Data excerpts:
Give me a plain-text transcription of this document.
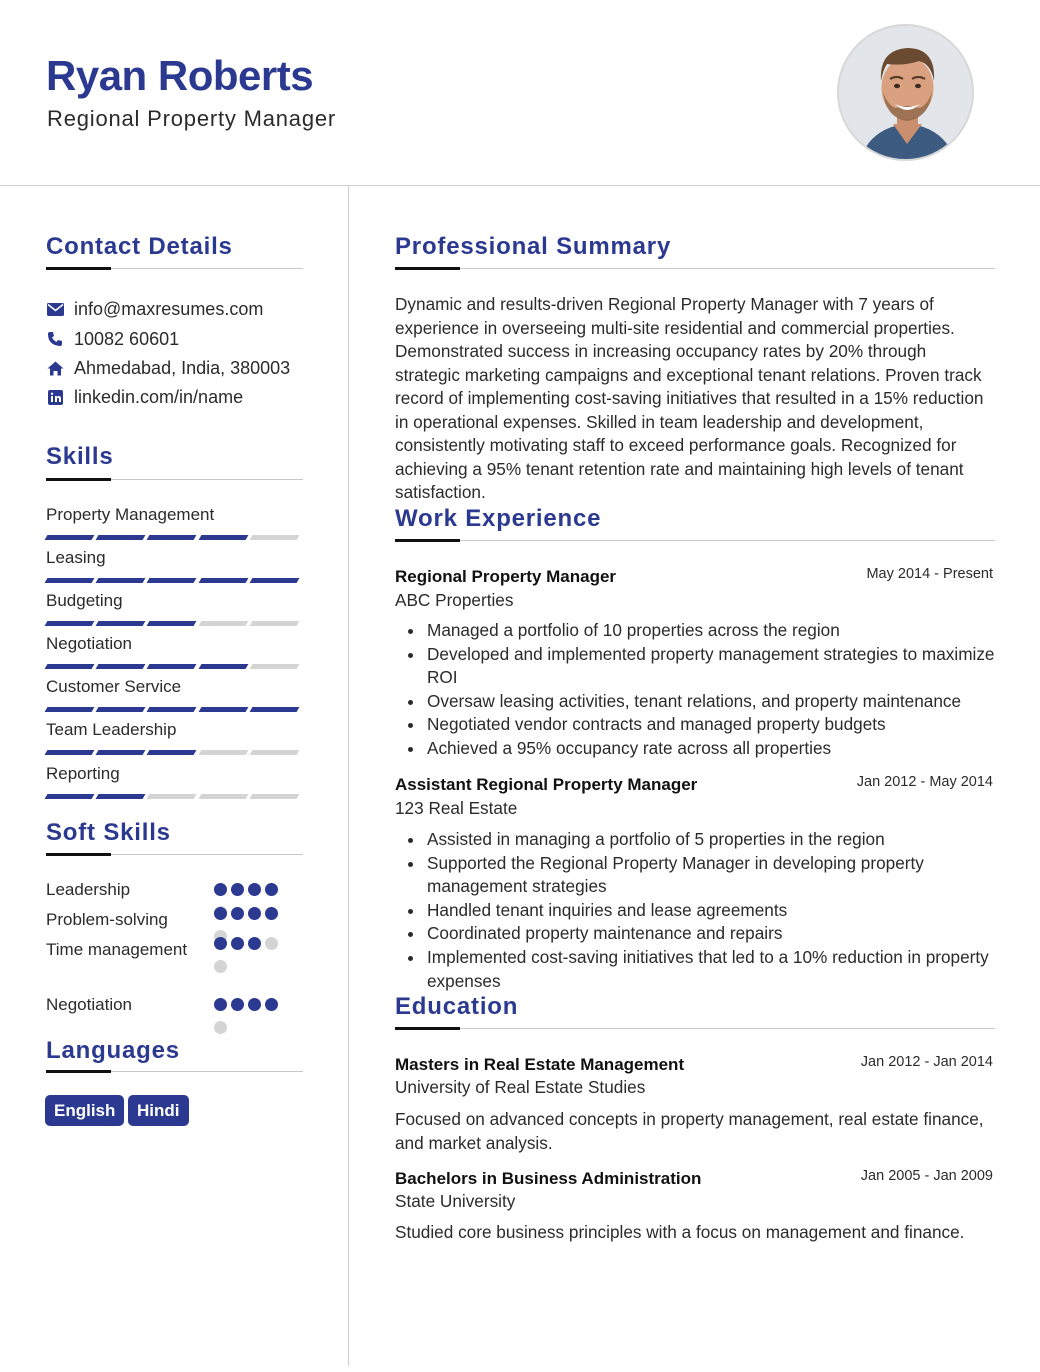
Ryan Roberts
Regional Property Manager
Contact Details
info@maxresumes.com
10082 60601
Ahmedabad, India, 380003
linkedin.com/in/name
Skills
Property Management
Leasing
Budgeting
Negotiation
Customer Service
Team Leadership
Reporting
Soft Skills
Leadership
Problem-solving
Time management
Negotiation
Languages
English	Hindi
Professional Summary
Dynamic and results-driven Regional Property Manager with 7 years of experience in overseeing multi-site residential and commercial properties. Demonstrated success in increasing occupancy rates by 20% through strategic marketing campaigns and exceptional tenant relations. Proven track record of implementing cost-saving initiatives that resulted in a 15% reduction in operational expenses. Skilled in team leadership and development, consistently motivating staff to exceed performance goals. Recognized for achieving a 95% tenant retention rate and maintaining high levels of tenant satisfaction.
Work Experience
Regional Property Manager	May 2014 - Present
ABC Properties
Managed a portfolio of 10 properties across the region
Developed and implemented property management strategies to maximize ROI
Oversaw leasing activities, tenant relations, and property maintenance
Negotiated vendor contracts and managed property budgets
Achieved a 95% occupancy rate across all properties
Assistant Regional Property Manager	Jan 2012 - May 2014
123 Real Estate
Assisted in managing a portfolio of 5 properties in the region
Supported the Regional Property Manager in developing property management strategies
Handled tenant inquiries and lease agreements
Coordinated property maintenance and repairs
Implemented cost-saving initiatives that led to a 10% reduction in property expenses
Education
Masters in Real Estate Management	Jan 2012 - Jan 2014
University of Real Estate Studies
Focused on advanced concepts in property management, real estate finance, and market analysis.
Bachelors in Business Administration	Jan 2005 - Jan 2009
State University
Studied core business principles with a focus on management and finance.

§ Required task
Copy each line exactly, and leave the pictures out of your copy.

§ Response to the task
Give me a plain-text transcription of this document.
Ryan Roberts
Regional Property Manager
Contact Details
info@maxresumes.com
10082 60601
Ahmedabad, India, 380003
linkedin.com/in/name
Skills
Property Management
Leasing
Budgeting
Negotiation
Customer Service
Team Leadership
Reporting
Soft Skills
Leadership
Problem-solving
Time management
Negotiation
Languages
English	Hindi
Professional Summary
Dynamic and results-driven Regional Property Manager with 7 years of experience in overseeing multi-site residential and commercial properties. Demonstrated success in increasing occupancy rates by 20% through strategic marketing campaigns and exceptional tenant relations. Proven track record of implementing cost-saving initiatives that resulted in a 15% reduction in operational expenses. Skilled in team leadership and development, consistently motivating staff to exceed performance goals. Recognized for achieving a 95% tenant retention rate and maintaining high levels of tenant satisfaction.
Work Experience
Regional Property Manager	May 2014 - Present
ABC Properties
Managed a portfolio of 10 properties across the region
Developed and implemented property management strategies to maximize ROI
Oversaw leasing activities, tenant relations, and property maintenance
Negotiated vendor contracts and managed property budgets
Achieved a 95% occupancy rate across all properties
Assistant Regional Property Manager	Jan 2012 - May 2014
123 Real Estate
Assisted in managing a portfolio of 5 properties in the region
Supported the Regional Property Manager in developing property management strategies
Handled tenant inquiries and lease agreements
Coordinated property maintenance and repairs
Implemented cost-saving initiatives that led to a 10% reduction in property expenses
Education
Masters in Real Estate Management	Jan 2012 - Jan 2014
University of Real Estate Studies
Focused on advanced concepts in property management, real estate finance, and market analysis.
Bachelors in Business Administration	Jan 2005 - Jan 2009
State University
Studied core business principles with a focus on management and finance.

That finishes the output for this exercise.